::: Entries shown
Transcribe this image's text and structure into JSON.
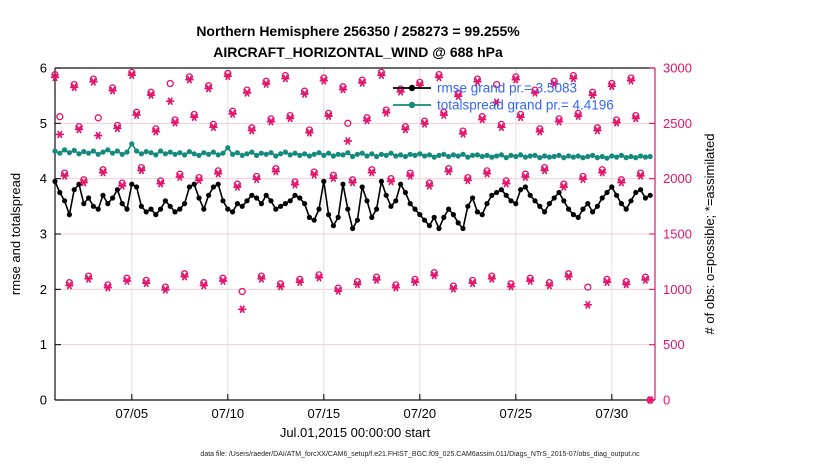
{
  "header": {
    "title_line1": "Northern Hemisphere 256350 / 258273 = 99.255%",
    "title_line2": "AIRCRAFT_HORIZONTAL_WIND @ 688 hPa"
  },
  "footer": {
    "data_file_note": "data file: /Users/raeder/DAI/ATM_forcXX/CAM6_setup/f.e21.FHIST_BGC.f09_025.CAM6assim.011/Diags_NTrS_2015-07/obs_diag_output.nc"
  },
  "colors": {
    "obs_magenta": "#e3146a",
    "spread_teal": "#148a7e",
    "rmse_black": "#000000",
    "legend_text_blue": "#3366ff",
    "grid_vertical": "#dedede",
    "grid_horizontal": "#f4cbd7",
    "axis_black": "#111111"
  },
  "chart_data": {
    "type": "line",
    "title": "Northern Hemisphere 256350 / 258273 = 99.255%",
    "subtitle": "AIRCRAFT_HORIZONTAL_WIND @ 688 hPa",
    "xlabel": "Jul.01,2015 00:00:00 start",
    "ylabel_left": "rmse and totalspread",
    "ylabel_right": "# of obs: o=possible; *=assimilated",
    "ylim_left": [
      0,
      6
    ],
    "ylim_right": [
      0,
      3000
    ],
    "yticks_left": [
      "0",
      "1",
      "2",
      "3",
      "4",
      "5",
      "6"
    ],
    "yticks_left_values": [
      0,
      1,
      2,
      3,
      4,
      5,
      6
    ],
    "yticks_right": [
      "0",
      "500",
      "1000",
      "1500",
      "2000",
      "2500",
      "3000"
    ],
    "yticks_right_values": [
      0,
      500,
      1000,
      1500,
      2000,
      2500,
      3000
    ],
    "xtick_labels": [
      "07/05",
      "07/10",
      "07/15",
      "07/20",
      "07/25",
      "07/30"
    ],
    "xtick_days": [
      5,
      10,
      15,
      20,
      25,
      30
    ],
    "x_range_days": [
      1,
      32.25
    ],
    "x_start_day": 1,
    "x_step_days": 0.25,
    "grid": true,
    "legend_position": "upper-right-inside",
    "legend": [
      {
        "series": "rmse",
        "label": "rmse grand pr.= 3.5083"
      },
      {
        "series": "totalspread",
        "label": "totalspread grand pr.= 4.4196"
      }
    ],
    "series": [
      {
        "name": "rmse",
        "axis": "left",
        "marker": "dot",
        "line": true,
        "values": [
          3.95,
          3.75,
          3.6,
          3.35,
          3.8,
          3.9,
          3.55,
          3.65,
          3.5,
          3.45,
          3.7,
          3.55,
          3.65,
          3.8,
          3.55,
          3.45,
          3.9,
          3.85,
          3.5,
          3.4,
          3.45,
          3.35,
          3.45,
          3.6,
          3.5,
          3.4,
          3.45,
          3.55,
          3.85,
          3.9,
          3.65,
          3.45,
          3.7,
          3.85,
          3.9,
          3.6,
          3.45,
          3.4,
          3.55,
          3.5,
          3.6,
          3.7,
          3.65,
          3.55,
          3.7,
          3.6,
          3.45,
          3.5,
          3.55,
          3.6,
          3.7,
          3.65,
          3.55,
          3.3,
          3.25,
          3.45,
          3.95,
          3.35,
          3.15,
          3.3,
          3.9,
          3.45,
          3.1,
          3.25,
          3.85,
          3.6,
          3.3,
          3.45,
          3.95,
          3.7,
          3.5,
          3.6,
          3.9,
          3.75,
          3.55,
          3.45,
          3.35,
          3.25,
          3.15,
          3.3,
          3.1,
          3.3,
          3.45,
          3.35,
          3.2,
          3.1,
          3.5,
          3.65,
          3.4,
          3.35,
          3.55,
          3.7,
          3.75,
          3.8,
          3.7,
          3.6,
          3.55,
          3.8,
          3.85,
          3.7,
          3.6,
          3.5,
          3.4,
          3.55,
          3.65,
          3.75,
          3.6,
          3.45,
          3.35,
          3.3,
          3.45,
          3.55,
          3.4,
          3.5,
          3.65,
          3.75,
          3.85,
          3.7,
          3.55,
          3.45,
          3.6,
          3.75,
          3.8,
          3.65,
          3.7
        ]
      },
      {
        "name": "totalspread",
        "axis": "left",
        "marker": "dot",
        "line": true,
        "values": [
          4.5,
          4.46,
          4.52,
          4.47,
          4.51,
          4.45,
          4.49,
          4.46,
          4.5,
          4.44,
          4.48,
          4.52,
          4.46,
          4.5,
          4.44,
          4.48,
          4.63,
          4.5,
          4.45,
          4.49,
          4.47,
          4.43,
          4.5,
          4.45,
          4.48,
          4.44,
          4.47,
          4.43,
          4.49,
          4.45,
          4.42,
          4.47,
          4.44,
          4.48,
          4.43,
          4.46,
          4.56,
          4.44,
          4.47,
          4.42,
          4.45,
          4.48,
          4.42,
          4.46,
          4.44,
          4.47,
          4.41,
          4.45,
          4.48,
          4.43,
          4.46,
          4.42,
          4.45,
          4.41,
          4.44,
          4.47,
          4.42,
          4.46,
          4.41,
          4.44,
          4.43,
          4.47,
          4.4,
          4.44,
          4.46,
          4.41,
          4.45,
          4.4,
          4.44,
          4.42,
          4.46,
          4.41,
          4.43,
          4.4,
          4.44,
          4.42,
          4.45,
          4.41,
          4.43,
          4.39,
          4.42,
          4.44,
          4.4,
          4.43,
          4.41,
          4.44,
          4.39,
          4.42,
          4.43,
          4.4,
          4.42,
          4.39,
          4.41,
          4.43,
          4.38,
          4.42,
          4.4,
          4.43,
          4.39,
          4.41,
          4.42,
          4.38,
          4.41,
          4.39,
          4.4,
          4.42,
          4.38,
          4.41,
          4.39,
          4.41,
          4.38,
          4.4,
          4.42,
          4.38,
          4.4,
          4.37,
          4.41,
          4.39,
          4.42,
          4.38,
          4.4,
          4.38,
          4.41,
          4.39,
          4.4
        ]
      },
      {
        "name": "possible",
        "axis": "right",
        "marker": "circle",
        "line": false,
        "values": [
          2940,
          2560,
          2050,
          1060,
          2850,
          2470,
          1990,
          1120,
          2900,
          2550,
          2080,
          1040,
          2820,
          2480,
          1960,
          1100,
          2960,
          2600,
          2100,
          1080,
          2780,
          2450,
          1980,
          1020,
          2860,
          2530,
          2040,
          1140,
          2920,
          2580,
          2010,
          1060,
          2840,
          2490,
          2070,
          1100,
          2950,
          2610,
          1950,
          980,
          2800,
          2460,
          2020,
          1120,
          2880,
          2540,
          2090,
          1050,
          2930,
          2570,
          1970,
          1090,
          2790,
          2440,
          2060,
          1130,
          2910,
          2590,
          2030,
          1010,
          2830,
          2500,
          1990,
          1070,
          2890,
          2550,
          2080,
          1110,
          2960,
          2620,
          2000,
          1040,
          2810,
          2470,
          2050,
          1090,
          2870,
          2520,
          1960,
          1150,
          2940,
          2600,
          2090,
          1030,
          2770,
          2430,
          2010,
          1080,
          2900,
          2560,
          2070,
          1120,
          2850,
          2490,
          1980,
          1050,
          2920,
          2580,
          2040,
          1100,
          2800,
          2450,
          2100,
          1060,
          2880,
          2540,
          1950,
          1140,
          2930,
          2590,
          2020,
          1020,
          2780,
          2460,
          2080,
          1090,
          2860,
          2530,
          1990,
          1070,
          2910,
          2570,
          2050,
          1110,
          0
        ]
      },
      {
        "name": "assimilated",
        "axis": "right",
        "marker": "asterisk",
        "line": false,
        "values": [
          2915,
          2400,
          2025,
          1035,
          2825,
          2445,
          1965,
          1095,
          2875,
          2390,
          2055,
          1015,
          2795,
          2455,
          1935,
          1075,
          2935,
          2575,
          2075,
          1055,
          2755,
          2425,
          1955,
          995,
          2700,
          2505,
          2015,
          1115,
          2895,
          2555,
          1985,
          1035,
          2815,
          2465,
          2045,
          1075,
          2925,
          2585,
          1925,
          820,
          2775,
          2435,
          1995,
          1095,
          2855,
          2515,
          2065,
          1025,
          2905,
          2545,
          1945,
          1065,
          2765,
          2415,
          2035,
          1105,
          2885,
          2565,
          2005,
          985,
          2805,
          2340,
          1965,
          1045,
          2865,
          2525,
          2055,
          1085,
          2935,
          2595,
          1975,
          1015,
          2785,
          2445,
          2025,
          1065,
          2845,
          2495,
          1935,
          1125,
          2915,
          2575,
          2065,
          1005,
          2745,
          2405,
          1985,
          1055,
          2875,
          2535,
          2045,
          1095,
          2690,
          2465,
          1955,
          1025,
          2895,
          2555,
          2015,
          1075,
          2775,
          2425,
          2075,
          1035,
          2855,
          2515,
          1925,
          1115,
          2905,
          2565,
          1995,
          860,
          2755,
          2435,
          2055,
          1065,
          2835,
          2505,
          1965,
          1045,
          2885,
          2545,
          2025,
          1085,
          0
        ]
      }
    ]
  }
}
::::::
Exercise objective: From the material above, count the lines that include "name" and give only the total.

Written solution: 4